__Data records__
+++
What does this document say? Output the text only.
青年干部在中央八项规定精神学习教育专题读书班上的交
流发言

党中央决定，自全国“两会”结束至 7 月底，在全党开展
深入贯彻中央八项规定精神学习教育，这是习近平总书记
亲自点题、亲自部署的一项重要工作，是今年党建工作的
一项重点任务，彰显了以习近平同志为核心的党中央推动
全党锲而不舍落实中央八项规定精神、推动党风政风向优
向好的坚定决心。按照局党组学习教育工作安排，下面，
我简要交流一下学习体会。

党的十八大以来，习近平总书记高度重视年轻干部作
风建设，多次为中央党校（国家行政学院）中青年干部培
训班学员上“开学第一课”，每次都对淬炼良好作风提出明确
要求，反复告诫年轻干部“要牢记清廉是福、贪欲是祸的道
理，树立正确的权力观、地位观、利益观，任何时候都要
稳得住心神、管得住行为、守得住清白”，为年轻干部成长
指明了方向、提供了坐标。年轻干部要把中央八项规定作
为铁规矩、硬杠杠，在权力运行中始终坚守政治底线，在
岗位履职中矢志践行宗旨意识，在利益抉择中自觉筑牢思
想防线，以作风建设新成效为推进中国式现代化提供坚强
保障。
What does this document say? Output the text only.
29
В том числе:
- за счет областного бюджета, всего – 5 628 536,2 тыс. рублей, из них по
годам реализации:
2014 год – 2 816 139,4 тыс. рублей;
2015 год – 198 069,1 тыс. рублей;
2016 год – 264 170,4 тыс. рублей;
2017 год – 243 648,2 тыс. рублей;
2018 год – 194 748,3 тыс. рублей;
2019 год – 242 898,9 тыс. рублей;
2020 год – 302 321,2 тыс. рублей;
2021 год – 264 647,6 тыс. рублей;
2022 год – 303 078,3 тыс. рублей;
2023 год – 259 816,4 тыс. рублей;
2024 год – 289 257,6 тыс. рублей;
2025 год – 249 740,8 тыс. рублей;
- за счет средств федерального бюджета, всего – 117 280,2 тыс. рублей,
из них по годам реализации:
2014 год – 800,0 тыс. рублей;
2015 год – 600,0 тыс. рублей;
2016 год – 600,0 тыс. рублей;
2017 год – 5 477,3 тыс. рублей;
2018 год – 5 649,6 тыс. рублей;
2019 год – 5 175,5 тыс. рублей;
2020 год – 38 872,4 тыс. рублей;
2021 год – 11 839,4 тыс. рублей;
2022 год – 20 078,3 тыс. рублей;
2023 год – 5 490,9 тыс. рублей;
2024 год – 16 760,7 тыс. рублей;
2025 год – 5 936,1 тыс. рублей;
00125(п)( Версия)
+++
__Exercise objective__
Every entry should be printed again exactly as written.

__Solution to the exercise__
What does this document say? Output the text only.
青年干部在中央八项规定精神学习教育专题读书班上的交
流发言

党中央决定，自全国“两会”结束至 7 月底，在全党开展
深入贯彻中央八项规定精神学习教育，这是习近平总书记
亲自点题、亲自部署的一项重要工作，是今年党建工作的
一项重点任务，彰显了以习近平同志为核心的党中央推动
全党锲而不舍落实中央八项规定精神、推动党风政风向优
向好的坚定决心。按照局党组学习教育工作安排，下面，
我简要交流一下学习体会。

党的十八大以来，习近平总书记高度重视年轻干部作
风建设，多次为中央党校（国家行政学院）中青年干部培
训班学员上“开学第一课”，每次都对淬炼良好作风提出明确
要求，反复告诫年轻干部“要牢记清廉是福、贪欲是祸的道
理，树立正确的权力观、地位观、利益观，任何时候都要
稳得住心神、管得住行为、守得住清白”，为年轻干部成长
指明了方向、提供了坐标。年轻干部要把中央八项规定作
为铁规矩、硬杠杠，在权力运行中始终坚守政治底线，在
岗位履职中矢志践行宗旨意识，在利益抉择中自觉筑牢思
想防线，以作风建设新成效为推进中国式现代化提供坚强
保障。
What does this document say? Output the text only.
29
В том числе:
- за счет областного бюджета, всего – 5 628 536,2 тыс. рублей, из них по
годам реализации:
2014 год – 2 816 139,4 тыс. рублей;
2015 год – 198 069,1 тыс. рублей;
2016 год – 264 170,4 тыс. рублей;
2017 год – 243 648,2 тыс. рублей;
2018 год – 194 748,3 тыс. рублей;
2019 год – 242 898,9 тыс. рублей;
2020 год – 302 321,2 тыс. рублей;
2021 год – 264 647,6 тыс. рублей;
2022 год – 303 078,3 тыс. рублей;
2023 год – 259 816,4 тыс. рублей;
2024 год – 289 257,6 тыс. рублей;
2025 год – 249 740,8 тыс. рублей;
- за счет средств федерального бюджета, всего – 117 280,2 тыс. рублей,
из них по годам реализации:
2014 год – 800,0 тыс. рублей;
2015 год – 600,0 тыс. рублей;
2016 год – 600,0 тыс. рублей;
2017 год – 5 477,3 тыс. рублей;
2018 год – 5 649,6 тыс. рублей;
2019 год – 5 175,5 тыс. рублей;
2020 год – 38 872,4 тыс. рублей;
2021 год – 11 839,4 тыс. рублей;
2022 год – 20 078,3 тыс. рублей;
2023 год – 5 490,9 тыс. рублей;
2024 год – 16 760,7 тыс. рублей;
2025 год – 5 936,1 тыс. рублей;
00125(п)( Версия)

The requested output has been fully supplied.